• Data provided:

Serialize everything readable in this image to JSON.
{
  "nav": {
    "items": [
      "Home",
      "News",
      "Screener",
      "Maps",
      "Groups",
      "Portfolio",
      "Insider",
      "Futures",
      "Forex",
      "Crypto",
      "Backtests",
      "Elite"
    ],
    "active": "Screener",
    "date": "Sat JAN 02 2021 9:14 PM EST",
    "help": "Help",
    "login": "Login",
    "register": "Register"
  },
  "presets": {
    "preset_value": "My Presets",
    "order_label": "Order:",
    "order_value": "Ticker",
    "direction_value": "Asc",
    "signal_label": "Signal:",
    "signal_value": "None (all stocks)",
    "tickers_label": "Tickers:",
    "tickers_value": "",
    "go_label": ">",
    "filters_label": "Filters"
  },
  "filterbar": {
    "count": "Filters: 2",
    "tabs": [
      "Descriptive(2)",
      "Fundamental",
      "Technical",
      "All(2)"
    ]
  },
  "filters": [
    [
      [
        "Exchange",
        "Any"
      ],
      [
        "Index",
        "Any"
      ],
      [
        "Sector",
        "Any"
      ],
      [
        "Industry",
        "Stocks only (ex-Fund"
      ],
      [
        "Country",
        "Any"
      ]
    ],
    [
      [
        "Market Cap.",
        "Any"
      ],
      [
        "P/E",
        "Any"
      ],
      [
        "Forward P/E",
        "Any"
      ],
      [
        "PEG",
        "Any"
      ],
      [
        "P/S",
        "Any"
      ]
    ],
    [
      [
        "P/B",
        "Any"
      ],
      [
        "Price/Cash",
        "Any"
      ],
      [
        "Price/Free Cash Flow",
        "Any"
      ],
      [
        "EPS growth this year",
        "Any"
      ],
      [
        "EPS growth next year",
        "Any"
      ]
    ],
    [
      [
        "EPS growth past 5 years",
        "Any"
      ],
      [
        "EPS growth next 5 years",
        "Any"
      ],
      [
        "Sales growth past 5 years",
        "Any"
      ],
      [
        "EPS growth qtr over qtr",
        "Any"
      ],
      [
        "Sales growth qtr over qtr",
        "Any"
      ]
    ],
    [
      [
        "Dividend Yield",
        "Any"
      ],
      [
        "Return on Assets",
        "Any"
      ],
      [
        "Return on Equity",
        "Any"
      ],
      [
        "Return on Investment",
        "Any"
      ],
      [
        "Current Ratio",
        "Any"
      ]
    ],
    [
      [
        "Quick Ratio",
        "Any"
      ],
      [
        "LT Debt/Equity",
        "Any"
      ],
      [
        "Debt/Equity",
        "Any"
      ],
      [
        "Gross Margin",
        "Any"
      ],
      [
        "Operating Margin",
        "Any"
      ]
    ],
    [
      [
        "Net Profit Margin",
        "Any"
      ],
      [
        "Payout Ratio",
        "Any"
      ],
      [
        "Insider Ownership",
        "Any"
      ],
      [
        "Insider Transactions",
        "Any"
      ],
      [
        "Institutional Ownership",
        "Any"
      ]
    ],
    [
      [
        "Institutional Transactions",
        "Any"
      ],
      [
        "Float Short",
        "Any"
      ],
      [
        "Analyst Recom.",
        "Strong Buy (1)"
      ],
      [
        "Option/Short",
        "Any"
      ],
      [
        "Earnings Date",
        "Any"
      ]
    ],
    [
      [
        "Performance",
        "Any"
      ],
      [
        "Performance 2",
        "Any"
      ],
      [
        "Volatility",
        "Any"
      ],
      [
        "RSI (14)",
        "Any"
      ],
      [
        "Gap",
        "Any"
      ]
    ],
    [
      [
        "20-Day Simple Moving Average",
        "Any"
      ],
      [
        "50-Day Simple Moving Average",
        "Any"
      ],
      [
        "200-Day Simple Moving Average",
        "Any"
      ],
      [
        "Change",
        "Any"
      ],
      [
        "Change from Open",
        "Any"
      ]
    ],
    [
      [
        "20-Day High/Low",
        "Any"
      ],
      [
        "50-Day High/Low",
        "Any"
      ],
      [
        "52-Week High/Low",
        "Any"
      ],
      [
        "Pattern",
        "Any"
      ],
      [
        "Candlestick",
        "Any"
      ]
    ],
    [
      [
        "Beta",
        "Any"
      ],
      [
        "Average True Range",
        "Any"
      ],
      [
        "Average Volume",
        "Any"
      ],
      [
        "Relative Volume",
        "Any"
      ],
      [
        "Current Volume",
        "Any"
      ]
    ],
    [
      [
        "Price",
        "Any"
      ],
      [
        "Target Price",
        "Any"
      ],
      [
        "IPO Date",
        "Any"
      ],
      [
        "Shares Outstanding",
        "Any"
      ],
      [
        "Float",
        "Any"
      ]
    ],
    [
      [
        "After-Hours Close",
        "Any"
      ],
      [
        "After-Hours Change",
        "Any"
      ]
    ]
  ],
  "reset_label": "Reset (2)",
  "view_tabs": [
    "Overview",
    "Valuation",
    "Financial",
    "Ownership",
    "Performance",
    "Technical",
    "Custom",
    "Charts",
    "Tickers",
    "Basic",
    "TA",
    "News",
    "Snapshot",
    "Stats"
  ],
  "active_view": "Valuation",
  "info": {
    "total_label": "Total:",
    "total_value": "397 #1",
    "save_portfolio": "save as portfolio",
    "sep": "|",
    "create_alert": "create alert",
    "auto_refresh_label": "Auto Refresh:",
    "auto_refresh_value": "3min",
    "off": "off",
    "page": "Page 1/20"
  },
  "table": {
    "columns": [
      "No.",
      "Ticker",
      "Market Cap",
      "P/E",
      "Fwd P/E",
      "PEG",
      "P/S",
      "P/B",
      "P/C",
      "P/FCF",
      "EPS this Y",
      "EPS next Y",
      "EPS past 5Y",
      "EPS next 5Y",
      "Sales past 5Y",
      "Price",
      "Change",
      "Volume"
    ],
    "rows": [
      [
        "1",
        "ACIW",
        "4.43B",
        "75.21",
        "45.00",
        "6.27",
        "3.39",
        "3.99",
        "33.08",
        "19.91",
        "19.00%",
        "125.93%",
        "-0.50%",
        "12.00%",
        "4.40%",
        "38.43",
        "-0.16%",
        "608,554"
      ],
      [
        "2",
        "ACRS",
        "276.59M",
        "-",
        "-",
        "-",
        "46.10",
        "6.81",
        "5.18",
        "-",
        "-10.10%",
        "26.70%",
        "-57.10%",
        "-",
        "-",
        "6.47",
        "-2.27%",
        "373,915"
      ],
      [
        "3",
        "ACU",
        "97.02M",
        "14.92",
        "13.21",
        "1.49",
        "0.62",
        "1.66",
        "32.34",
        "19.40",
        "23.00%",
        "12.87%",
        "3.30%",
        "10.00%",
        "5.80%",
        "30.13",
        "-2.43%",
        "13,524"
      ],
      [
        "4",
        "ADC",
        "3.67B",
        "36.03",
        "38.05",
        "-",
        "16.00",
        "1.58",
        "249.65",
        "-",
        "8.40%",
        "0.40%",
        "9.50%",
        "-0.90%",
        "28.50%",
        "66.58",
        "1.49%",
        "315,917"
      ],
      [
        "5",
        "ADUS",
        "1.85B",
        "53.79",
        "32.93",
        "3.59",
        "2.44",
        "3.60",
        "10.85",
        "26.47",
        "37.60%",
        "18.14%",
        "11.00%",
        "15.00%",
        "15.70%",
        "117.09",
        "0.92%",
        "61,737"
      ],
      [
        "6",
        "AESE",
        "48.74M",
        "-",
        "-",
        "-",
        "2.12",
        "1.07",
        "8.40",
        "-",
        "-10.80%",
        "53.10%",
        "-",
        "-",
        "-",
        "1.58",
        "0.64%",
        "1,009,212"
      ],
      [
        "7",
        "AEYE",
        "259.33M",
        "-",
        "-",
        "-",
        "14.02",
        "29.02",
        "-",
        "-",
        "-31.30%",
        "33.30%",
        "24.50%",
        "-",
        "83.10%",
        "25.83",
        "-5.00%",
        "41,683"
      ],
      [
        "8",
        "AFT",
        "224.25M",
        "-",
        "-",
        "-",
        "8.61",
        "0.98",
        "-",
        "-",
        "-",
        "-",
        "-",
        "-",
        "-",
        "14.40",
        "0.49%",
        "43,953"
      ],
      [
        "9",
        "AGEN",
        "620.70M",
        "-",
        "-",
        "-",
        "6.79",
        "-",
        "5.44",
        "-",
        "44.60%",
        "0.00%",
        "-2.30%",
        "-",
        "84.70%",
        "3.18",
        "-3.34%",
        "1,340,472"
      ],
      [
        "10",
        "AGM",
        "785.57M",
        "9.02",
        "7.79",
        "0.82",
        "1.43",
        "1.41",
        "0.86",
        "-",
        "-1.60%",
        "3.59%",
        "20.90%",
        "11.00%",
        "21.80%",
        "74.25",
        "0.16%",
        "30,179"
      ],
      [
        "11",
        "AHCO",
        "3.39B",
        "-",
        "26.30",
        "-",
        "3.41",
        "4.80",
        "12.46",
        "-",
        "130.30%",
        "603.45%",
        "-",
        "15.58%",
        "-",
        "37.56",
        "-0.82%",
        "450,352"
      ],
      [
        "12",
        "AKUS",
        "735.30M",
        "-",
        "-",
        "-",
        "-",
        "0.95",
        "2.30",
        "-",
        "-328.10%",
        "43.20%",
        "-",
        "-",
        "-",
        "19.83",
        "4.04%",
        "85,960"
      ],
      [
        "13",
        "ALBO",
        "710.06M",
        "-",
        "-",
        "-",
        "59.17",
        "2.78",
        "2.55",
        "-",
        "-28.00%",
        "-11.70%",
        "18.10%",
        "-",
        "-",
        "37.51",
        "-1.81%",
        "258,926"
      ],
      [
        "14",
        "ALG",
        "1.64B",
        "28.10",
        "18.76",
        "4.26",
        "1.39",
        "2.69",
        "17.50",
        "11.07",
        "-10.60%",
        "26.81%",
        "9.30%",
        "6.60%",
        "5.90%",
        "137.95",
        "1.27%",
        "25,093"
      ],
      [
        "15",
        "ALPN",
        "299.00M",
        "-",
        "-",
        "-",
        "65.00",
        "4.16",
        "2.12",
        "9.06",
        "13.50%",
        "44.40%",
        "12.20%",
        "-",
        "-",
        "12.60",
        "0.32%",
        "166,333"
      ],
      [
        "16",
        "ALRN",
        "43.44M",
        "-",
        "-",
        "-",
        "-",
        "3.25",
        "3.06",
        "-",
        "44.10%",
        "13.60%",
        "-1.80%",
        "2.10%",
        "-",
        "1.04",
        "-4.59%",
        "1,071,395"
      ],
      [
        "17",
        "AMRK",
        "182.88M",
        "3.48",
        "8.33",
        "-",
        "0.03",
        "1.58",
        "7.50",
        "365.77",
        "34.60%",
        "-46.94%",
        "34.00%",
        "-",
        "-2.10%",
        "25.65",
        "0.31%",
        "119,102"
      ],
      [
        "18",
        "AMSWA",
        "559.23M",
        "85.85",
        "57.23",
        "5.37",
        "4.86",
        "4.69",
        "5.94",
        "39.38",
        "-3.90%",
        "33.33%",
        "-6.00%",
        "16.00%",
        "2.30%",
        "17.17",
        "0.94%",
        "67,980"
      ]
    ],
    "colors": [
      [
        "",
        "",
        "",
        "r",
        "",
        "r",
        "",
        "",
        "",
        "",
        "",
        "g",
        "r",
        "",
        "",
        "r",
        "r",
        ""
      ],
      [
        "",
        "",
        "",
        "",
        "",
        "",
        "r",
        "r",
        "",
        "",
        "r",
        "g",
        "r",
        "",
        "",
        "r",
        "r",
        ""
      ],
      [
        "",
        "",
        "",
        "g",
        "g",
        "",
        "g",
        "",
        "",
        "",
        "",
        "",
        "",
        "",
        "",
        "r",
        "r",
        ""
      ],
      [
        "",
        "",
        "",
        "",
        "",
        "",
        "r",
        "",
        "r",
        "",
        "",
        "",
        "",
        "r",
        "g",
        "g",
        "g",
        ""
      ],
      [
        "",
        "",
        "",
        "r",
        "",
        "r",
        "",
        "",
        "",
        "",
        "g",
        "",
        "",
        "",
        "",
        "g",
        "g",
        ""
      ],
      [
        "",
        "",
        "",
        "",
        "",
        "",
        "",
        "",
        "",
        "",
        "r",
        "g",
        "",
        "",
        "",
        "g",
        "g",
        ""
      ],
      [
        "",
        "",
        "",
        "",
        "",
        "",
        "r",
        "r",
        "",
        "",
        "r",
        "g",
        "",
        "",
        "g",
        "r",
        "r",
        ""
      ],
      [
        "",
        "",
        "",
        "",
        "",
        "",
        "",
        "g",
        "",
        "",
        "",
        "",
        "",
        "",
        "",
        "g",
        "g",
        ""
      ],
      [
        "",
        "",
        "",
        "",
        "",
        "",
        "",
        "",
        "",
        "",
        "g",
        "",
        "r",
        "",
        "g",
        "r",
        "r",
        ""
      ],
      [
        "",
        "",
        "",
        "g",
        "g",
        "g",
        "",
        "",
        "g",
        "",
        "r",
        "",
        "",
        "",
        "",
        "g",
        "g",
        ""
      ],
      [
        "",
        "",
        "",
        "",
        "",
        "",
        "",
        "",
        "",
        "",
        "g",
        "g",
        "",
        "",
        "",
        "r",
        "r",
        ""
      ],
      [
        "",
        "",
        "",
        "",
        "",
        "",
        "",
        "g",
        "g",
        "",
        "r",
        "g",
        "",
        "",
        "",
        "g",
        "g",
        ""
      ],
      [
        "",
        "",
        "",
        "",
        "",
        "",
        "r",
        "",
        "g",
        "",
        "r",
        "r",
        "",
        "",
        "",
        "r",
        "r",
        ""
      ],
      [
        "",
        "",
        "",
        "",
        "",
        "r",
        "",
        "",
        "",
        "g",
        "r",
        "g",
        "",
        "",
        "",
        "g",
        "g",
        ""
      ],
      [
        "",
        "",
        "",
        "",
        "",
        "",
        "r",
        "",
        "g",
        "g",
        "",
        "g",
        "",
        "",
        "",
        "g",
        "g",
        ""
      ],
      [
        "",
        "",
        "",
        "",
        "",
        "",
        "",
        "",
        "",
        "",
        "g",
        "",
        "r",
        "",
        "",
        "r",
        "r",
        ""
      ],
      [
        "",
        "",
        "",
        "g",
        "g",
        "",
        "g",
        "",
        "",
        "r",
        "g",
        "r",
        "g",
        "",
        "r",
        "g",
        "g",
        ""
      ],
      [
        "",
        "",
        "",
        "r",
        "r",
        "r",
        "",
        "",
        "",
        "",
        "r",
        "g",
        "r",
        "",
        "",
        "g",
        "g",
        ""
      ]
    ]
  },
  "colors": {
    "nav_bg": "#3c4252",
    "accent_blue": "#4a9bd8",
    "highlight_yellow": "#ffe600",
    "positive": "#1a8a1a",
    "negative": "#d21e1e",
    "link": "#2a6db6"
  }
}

• Instruction:
Return the number of lines that include the word "Simple", and nothing else.

• Task answer:
3